## [Written instruction]
Update each listing below by changing "screenshot" to "image" and keeping every other part the same. Omit the pictures from your answer.

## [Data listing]
## Begin

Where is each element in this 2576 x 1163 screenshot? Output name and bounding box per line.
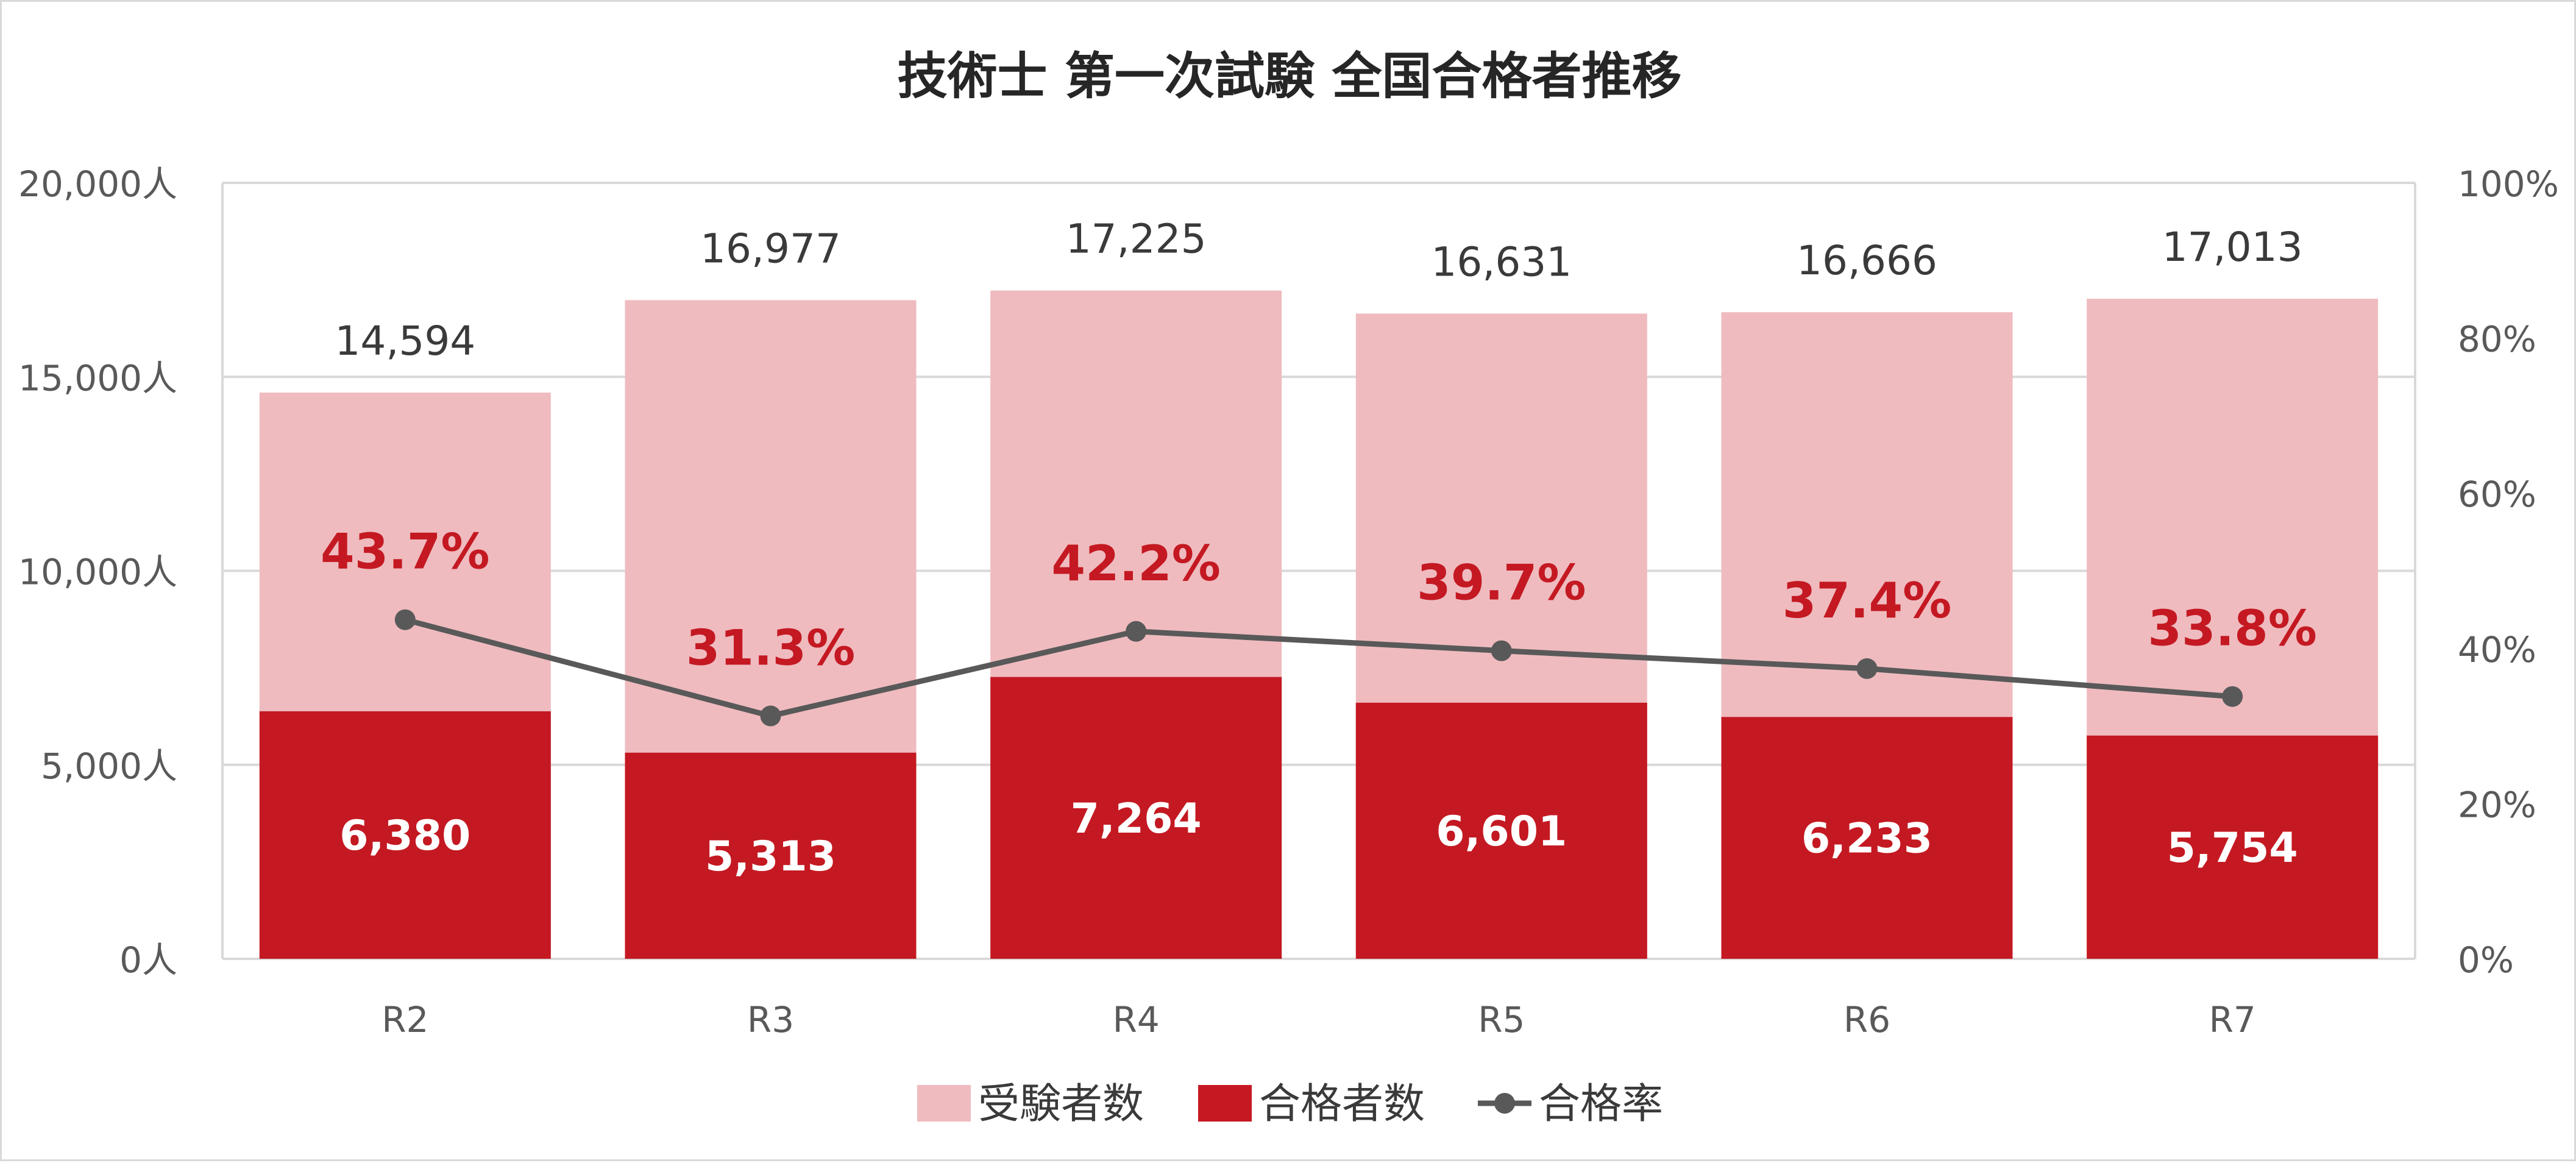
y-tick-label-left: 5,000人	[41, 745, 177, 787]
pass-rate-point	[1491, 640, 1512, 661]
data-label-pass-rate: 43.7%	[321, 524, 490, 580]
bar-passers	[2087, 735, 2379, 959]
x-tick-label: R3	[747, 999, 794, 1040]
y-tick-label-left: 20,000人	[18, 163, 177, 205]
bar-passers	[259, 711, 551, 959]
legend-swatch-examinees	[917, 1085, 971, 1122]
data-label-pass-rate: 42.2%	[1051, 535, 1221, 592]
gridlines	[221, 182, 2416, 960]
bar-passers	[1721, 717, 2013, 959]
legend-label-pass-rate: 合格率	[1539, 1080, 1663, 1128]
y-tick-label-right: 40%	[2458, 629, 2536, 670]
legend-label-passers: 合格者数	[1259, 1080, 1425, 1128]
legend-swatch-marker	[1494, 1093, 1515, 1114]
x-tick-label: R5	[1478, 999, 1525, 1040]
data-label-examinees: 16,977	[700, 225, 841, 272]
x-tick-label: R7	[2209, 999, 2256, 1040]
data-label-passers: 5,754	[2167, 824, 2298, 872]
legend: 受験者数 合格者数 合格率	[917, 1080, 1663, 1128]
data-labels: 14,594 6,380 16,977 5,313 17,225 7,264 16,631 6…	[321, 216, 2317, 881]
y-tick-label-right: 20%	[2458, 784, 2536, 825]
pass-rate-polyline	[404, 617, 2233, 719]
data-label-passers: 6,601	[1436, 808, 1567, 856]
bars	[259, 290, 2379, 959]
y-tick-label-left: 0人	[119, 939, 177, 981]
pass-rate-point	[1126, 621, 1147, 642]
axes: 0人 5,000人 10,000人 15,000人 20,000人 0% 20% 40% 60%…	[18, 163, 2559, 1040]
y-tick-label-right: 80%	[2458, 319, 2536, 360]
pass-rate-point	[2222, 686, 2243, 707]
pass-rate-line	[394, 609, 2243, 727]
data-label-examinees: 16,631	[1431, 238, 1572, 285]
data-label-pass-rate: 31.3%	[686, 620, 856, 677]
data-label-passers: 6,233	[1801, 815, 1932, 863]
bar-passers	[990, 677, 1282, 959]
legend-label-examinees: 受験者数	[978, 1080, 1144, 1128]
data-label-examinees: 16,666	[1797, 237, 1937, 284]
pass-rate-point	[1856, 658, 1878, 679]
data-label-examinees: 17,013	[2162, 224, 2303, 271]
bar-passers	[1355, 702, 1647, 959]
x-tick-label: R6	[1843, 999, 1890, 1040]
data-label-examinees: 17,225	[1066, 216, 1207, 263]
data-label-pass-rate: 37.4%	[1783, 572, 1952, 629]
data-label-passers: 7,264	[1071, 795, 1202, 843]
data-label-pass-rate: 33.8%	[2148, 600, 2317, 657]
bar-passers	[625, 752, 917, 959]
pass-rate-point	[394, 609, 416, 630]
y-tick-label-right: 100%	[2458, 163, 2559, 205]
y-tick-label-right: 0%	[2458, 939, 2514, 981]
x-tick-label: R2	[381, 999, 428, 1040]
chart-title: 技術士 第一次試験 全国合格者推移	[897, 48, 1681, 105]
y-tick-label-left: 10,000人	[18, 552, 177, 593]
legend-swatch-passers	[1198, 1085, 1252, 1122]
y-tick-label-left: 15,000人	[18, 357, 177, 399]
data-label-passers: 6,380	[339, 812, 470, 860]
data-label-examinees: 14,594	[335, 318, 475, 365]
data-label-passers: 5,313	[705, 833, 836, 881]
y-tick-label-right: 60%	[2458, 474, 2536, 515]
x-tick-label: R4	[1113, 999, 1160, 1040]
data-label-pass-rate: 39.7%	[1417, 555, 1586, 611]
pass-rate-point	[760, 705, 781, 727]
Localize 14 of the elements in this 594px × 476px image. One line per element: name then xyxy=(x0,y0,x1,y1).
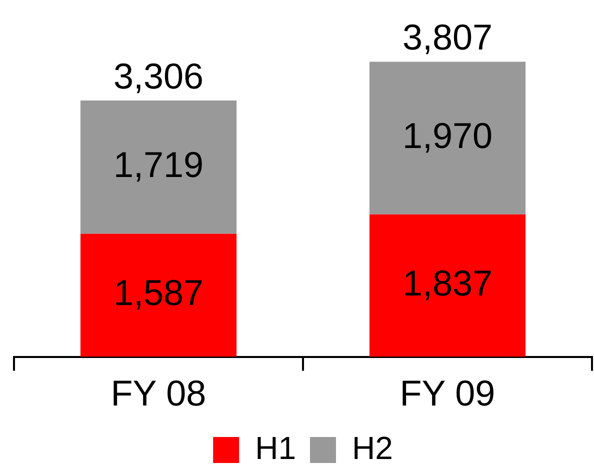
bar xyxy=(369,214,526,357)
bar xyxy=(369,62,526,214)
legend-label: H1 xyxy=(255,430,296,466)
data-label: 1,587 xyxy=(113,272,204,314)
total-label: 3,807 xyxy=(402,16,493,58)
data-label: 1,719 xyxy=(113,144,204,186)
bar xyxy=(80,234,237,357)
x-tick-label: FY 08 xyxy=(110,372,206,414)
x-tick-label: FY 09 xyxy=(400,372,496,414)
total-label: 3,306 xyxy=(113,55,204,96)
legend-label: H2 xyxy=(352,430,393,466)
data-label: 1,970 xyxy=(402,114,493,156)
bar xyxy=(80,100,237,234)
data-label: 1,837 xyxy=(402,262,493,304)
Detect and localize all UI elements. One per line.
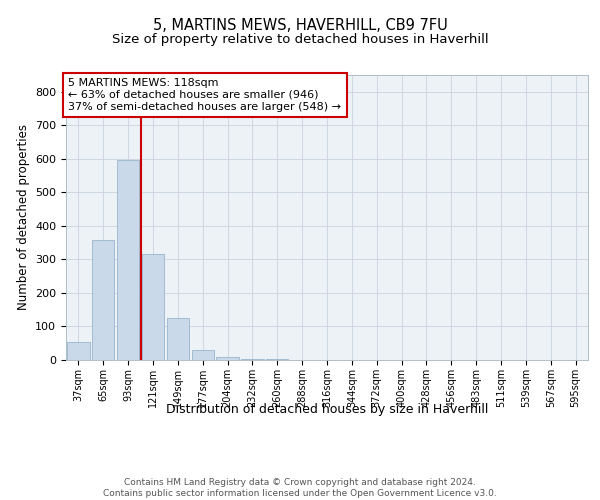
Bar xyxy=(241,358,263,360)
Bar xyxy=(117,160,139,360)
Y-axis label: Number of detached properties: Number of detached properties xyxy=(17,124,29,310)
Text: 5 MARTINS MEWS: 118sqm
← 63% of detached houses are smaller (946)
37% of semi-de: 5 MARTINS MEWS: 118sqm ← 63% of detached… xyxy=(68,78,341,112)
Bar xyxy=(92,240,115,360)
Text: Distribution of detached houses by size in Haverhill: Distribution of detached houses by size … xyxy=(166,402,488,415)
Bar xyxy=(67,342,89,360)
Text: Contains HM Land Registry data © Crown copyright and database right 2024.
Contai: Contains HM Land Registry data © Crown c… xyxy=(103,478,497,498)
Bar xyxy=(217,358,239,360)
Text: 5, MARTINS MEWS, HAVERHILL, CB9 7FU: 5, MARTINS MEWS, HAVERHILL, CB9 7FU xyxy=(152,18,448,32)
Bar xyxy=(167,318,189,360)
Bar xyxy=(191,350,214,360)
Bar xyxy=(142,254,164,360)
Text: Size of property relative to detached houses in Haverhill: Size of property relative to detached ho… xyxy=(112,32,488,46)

## End

## [Solution for this problem]
Where is each element in this 2576 x 1163 image? Output name and bounding box per line.
y-tick-label-left: 5,000人	[41, 745, 177, 787]
pass-rate-point	[1491, 640, 1512, 661]
data-label-pass-rate: 43.7%	[321, 524, 490, 580]
bar-passers	[2087, 735, 2379, 959]
x-tick-label: R3	[747, 999, 794, 1040]
y-tick-label-left: 20,000人	[18, 163, 177, 205]
bar-passers	[259, 711, 551, 959]
legend-swatch-examinees	[917, 1085, 971, 1122]
data-label-pass-rate: 42.2%	[1051, 535, 1221, 592]
gridlines	[221, 182, 2416, 960]
bar-passers	[1721, 717, 2013, 959]
legend-label-pass-rate: 合格率	[1539, 1080, 1663, 1128]
y-tick-label-right: 40%	[2458, 629, 2536, 670]
legend-label-passers: 合格者数	[1259, 1080, 1425, 1128]
legend-swatch-marker	[1494, 1093, 1515, 1114]
x-tick-label: R5	[1478, 999, 1525, 1040]
data-label-examinees: 16,977	[700, 225, 841, 272]
x-tick-label: R7	[2209, 999, 2256, 1040]
data-label-passers: 5,754	[2167, 824, 2298, 872]
legend: 受験者数 合格者数 合格率	[917, 1080, 1663, 1128]
data-labels: 14,594 6,380 16,977 5,313 17,225 7,264 16,631 6…	[321, 216, 2317, 881]
y-tick-label-right: 20%	[2458, 784, 2536, 825]
pass-rate-polyline	[404, 617, 2233, 719]
data-label-passers: 6,601	[1436, 808, 1567, 856]
bars	[259, 290, 2379, 959]
y-tick-label-left: 0人	[119, 939, 177, 981]
pass-rate-point	[1126, 621, 1147, 642]
axes: 0人 5,000人 10,000人 15,000人 20,000人 0% 20% 40% 60%…	[18, 163, 2559, 1040]
y-tick-label-right: 80%	[2458, 319, 2536, 360]
pass-rate-point	[2222, 686, 2243, 707]
pass-rate-line	[394, 609, 2243, 727]
data-label-examinees: 16,631	[1431, 238, 1572, 285]
data-label-pass-rate: 31.3%	[686, 620, 856, 677]
data-label-passers: 6,233	[1801, 815, 1932, 863]
bar-passers	[990, 677, 1282, 959]
legend-label-examinees: 受験者数	[978, 1080, 1144, 1128]
data-label-examinees: 16,666	[1797, 237, 1937, 284]
pass-rate-point	[1856, 658, 1878, 679]
data-label-examinees: 17,013	[2162, 224, 2303, 271]
bar-passers	[1355, 702, 1647, 959]
x-tick-label: R6	[1843, 999, 1890, 1040]
data-label-examinees: 17,225	[1066, 216, 1207, 263]
data-label-pass-rate: 37.4%	[1783, 572, 1952, 629]
data-label-passers: 7,264	[1071, 795, 1202, 843]
data-label-pass-rate: 33.8%	[2148, 600, 2317, 657]
bar-passers	[625, 752, 917, 959]
pass-rate-point	[394, 609, 416, 630]
y-tick-label-right: 100%	[2458, 163, 2559, 205]
y-tick-label-right: 0%	[2458, 939, 2514, 981]
x-tick-label: R2	[381, 999, 428, 1040]
chart-title: 技術士 第一次試験 全国合格者推移	[897, 48, 1681, 105]
y-tick-label-left: 10,000人	[18, 552, 177, 593]
legend-swatch-passers	[1198, 1085, 1252, 1122]
y-tick-label-left: 15,000人	[18, 357, 177, 399]
data-label-passers: 6,380	[339, 812, 470, 860]
data-label-examinees: 14,594	[335, 318, 475, 365]
data-label-passers: 5,313	[705, 833, 836, 881]
y-tick-label-right: 60%	[2458, 474, 2536, 515]
x-tick-label: R4	[1113, 999, 1160, 1040]
data-label-pass-rate: 39.7%	[1417, 555, 1586, 611]
pass-rate-point	[760, 705, 781, 727]
Localize 14 of the elements in this 594px × 476px image. One line per element: name then xyxy=(x0,y0,x1,y1).
bar xyxy=(369,214,526,357)
bar xyxy=(369,62,526,214)
legend-label: H1 xyxy=(255,430,296,466)
data-label: 1,587 xyxy=(113,272,204,314)
total-label: 3,807 xyxy=(402,16,493,58)
data-label: 1,719 xyxy=(113,144,204,186)
bar xyxy=(80,234,237,357)
x-tick-label: FY 08 xyxy=(110,372,206,414)
x-tick-label: FY 09 xyxy=(400,372,496,414)
total-label: 3,306 xyxy=(113,55,204,96)
legend-label: H2 xyxy=(352,430,393,466)
data-label: 1,970 xyxy=(402,114,493,156)
bar xyxy=(80,100,237,234)
data-label: 1,837 xyxy=(402,262,493,304)
Detect and localize all UI elements. One per line.
Bar xyxy=(241,358,263,360)
Bar xyxy=(117,160,139,360)
Y-axis label: Number of detached properties: Number of detached properties xyxy=(17,124,29,310)
Text: 5 MARTINS MEWS: 118sqm
← 63% of detached houses are smaller (946)
37% of semi-de: 5 MARTINS MEWS: 118sqm ← 63% of detached… xyxy=(68,78,341,112)
Bar xyxy=(92,240,115,360)
Text: Distribution of detached houses by size in Haverhill: Distribution of detached houses by size … xyxy=(166,402,488,415)
Bar xyxy=(67,342,89,360)
Text: Contains HM Land Registry data © Crown copyright and database right 2024.
Contai: Contains HM Land Registry data © Crown c… xyxy=(103,478,497,498)
Bar xyxy=(217,358,239,360)
Text: 5, MARTINS MEWS, HAVERHILL, CB9 7FU: 5, MARTINS MEWS, HAVERHILL, CB9 7FU xyxy=(152,18,448,32)
Bar xyxy=(167,318,189,360)
Bar xyxy=(191,350,214,360)
Bar xyxy=(142,254,164,360)
Text: Size of property relative to detached houses in Haverhill: Size of property relative to detached ho… xyxy=(112,32,488,46)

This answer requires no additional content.